## BEGIN RECORDS FOR THE TASK
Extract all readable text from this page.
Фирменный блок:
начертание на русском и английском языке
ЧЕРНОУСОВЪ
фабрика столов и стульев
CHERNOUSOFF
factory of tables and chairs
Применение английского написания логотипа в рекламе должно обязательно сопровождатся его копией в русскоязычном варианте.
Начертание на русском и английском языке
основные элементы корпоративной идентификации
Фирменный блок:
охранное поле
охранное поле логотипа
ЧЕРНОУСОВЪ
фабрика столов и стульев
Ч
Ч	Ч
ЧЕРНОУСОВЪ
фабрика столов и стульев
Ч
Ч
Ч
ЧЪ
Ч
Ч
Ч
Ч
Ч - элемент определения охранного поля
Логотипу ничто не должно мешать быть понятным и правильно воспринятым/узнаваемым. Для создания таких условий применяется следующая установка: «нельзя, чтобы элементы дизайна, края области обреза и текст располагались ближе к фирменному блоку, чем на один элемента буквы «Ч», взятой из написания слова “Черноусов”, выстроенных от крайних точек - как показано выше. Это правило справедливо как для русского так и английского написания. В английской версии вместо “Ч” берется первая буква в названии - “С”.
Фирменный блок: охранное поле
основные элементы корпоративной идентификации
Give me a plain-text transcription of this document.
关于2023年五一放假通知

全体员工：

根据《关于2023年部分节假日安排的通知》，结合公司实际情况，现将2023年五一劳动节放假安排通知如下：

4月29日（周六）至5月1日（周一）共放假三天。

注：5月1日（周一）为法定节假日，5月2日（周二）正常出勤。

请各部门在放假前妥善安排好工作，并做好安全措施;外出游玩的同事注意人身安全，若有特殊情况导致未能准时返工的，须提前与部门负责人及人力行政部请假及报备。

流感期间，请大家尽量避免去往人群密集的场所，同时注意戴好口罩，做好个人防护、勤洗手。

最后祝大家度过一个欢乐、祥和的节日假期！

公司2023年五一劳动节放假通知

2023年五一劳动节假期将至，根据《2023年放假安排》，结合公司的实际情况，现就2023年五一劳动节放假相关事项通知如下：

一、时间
## END RECORDS FOR THE TASK
#### AIM OF THE TASK
Look through the data above. Each line containing the word "охранное" needs to be copied.

#### REPLY
охранное поле
охранное поле логотипа
Фирменный блок: охранное поле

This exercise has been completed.